• **Page extract**:
We meet at a serious time for our economy - and for business. We are trying to recover from a deep and difficult recession. Yet growth is slow in Britain, France and Germany. In the last quarter, we grew faster than many EU countries, and faster than the average, but we are well behind where we need to be. Of course, we are not alone in this struggle.

In the last quarter growth stalled altogether in some European countries. It is declining in others. Here and elsewhere, unemployment is rising - as last week's figures demonstrated so clearly. There are some encouraging signs.

Recent retail sales are up. Our export performance has improved. But fears about the immediate future are real. Paralysis in the Eurozone is causing alarm in the markets and having a chilling effect on economies in many countries - including our own. When the nightly news is about rising interest rates in Europe and uncertainty about the future, it is not surprising that this affects business and consumer confidence.

But people don't want explanations they want answers. I am absolutely clear about the right answer for the UK economy. It can be summed up in one sentence; we need to deal with our debts and go for growth. Those things aren't alternatives, they are essential companions. We will not get one without the other. Just look at countries in Europe that don't have credible plans for dealing with their debts their interest rates are climbing to levels that will make growth impossible.

In finding the right answer for the UK economy we have to be especially clear about two fundamental points. First, we are recovering from a debt crisis not a traditional recession. People who argue that traditional fiscal stimulus, extra spending funded by even more borrowing, is the right answer are not just wrong - but dangerously wrong.

Second, the previous model of growth in Britain - a debt driven consumer boom stimulating a narrow economic boom - is broken. We need a fundamental rebalancing of the economy: more investment, more exports, a broader base to an economic future. If policy is not directed towards this goal it will fail.

Debt crisis

So, first we must overcome the crisis of debt. The fact that the markets are not convinced that Eurozone countries are able to pay their debts is what lies behind the Eurozone crisis - and the biggest immediate boost to British growth would be a clear resolution of that crisis. On Friday I saw the President of the European Commission, the President of the European Council and the German Chancellor to work towards one.

But I don't blame our ills only on the Eurozone crisis - of course not. Britain is outside the Euro. No one else is responsible for our own debts or our deficit. Eighteen months ago, Italy's borrowing costs were the same as Britain's. Today, they are almost three times higher. We had an Emergency Budget last summer on our own terms, not this summer on the market's terms.

We acted to prevent crisis while others who failed to do so are suffering emergency budgets, deeper austerity and political crisis. And our actions have helped to secure record low interest rates for businesses and consumers - the biggest possible stimulus to the economy.

Dealing with debt

So dealing with government deficits must be line one of our plan for recovery. Yes - getting debt under control is proving harder than anyone envisaged. High levels of public and private debt are proving to be a drag on growth which in turn makes it more difficult to deal with those debts but this also undermines further the case for adding to the national burden of debt with even more borrowing. Yes - there are some who seriously try to argue that additional spending and borrowing will actually lead to less debt in the end despite the fact that no evidence supports this assertion.

These arguments are just a way of avoiding difficult decisions the kind of something for nothing economics that got us into this mess which is why no indebted European country is taking that path. Nor are there any major European opposition parties in high deficit countries arguing for additional borrowing - except here in Britain.

In recent weeks I've heard representations from leading business groups including the CBI, the British Chambers of Commerce, the Institute of Directors, the EEF (Manufacturers Organisation for UK Manufacturing) and the Federation of Small Businesses. The same message came back loud and clear from every single one: "don't divert from the essential task of getting the deficit down".

• **Material supplied**:

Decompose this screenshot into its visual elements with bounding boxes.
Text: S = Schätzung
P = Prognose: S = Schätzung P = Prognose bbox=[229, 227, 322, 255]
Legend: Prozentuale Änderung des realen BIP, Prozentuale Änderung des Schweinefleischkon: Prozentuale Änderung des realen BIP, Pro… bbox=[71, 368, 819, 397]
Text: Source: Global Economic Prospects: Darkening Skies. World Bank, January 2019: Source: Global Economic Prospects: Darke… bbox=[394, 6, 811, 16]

• **Task instructions**:
In the speech on the UK economy, copy the passage from "In finding the" up to and including "it will fail.", swapping "rebalancing" for "reshaping". The material has no connection to the speech on the UK economy.

• **Expected answer**:
In finding the right answer for the UK economy we have to be especially clear about two fundamental points. First, we are recovering from a debt crisis not a traditional recession. People who argue that traditional fiscal stimulus, extra spending funded by even more borrowing, is the right answer are not just wrong - but dangerously wrong.

Second, the previous model of growth in Britain - a debt driven consumer boom stimulating a narrow economic boom - is broken. We need a fundamental reshaping of the economy: more investment, more exports, a broader base to an economic future. If policy is not directed towards this goal it will fail.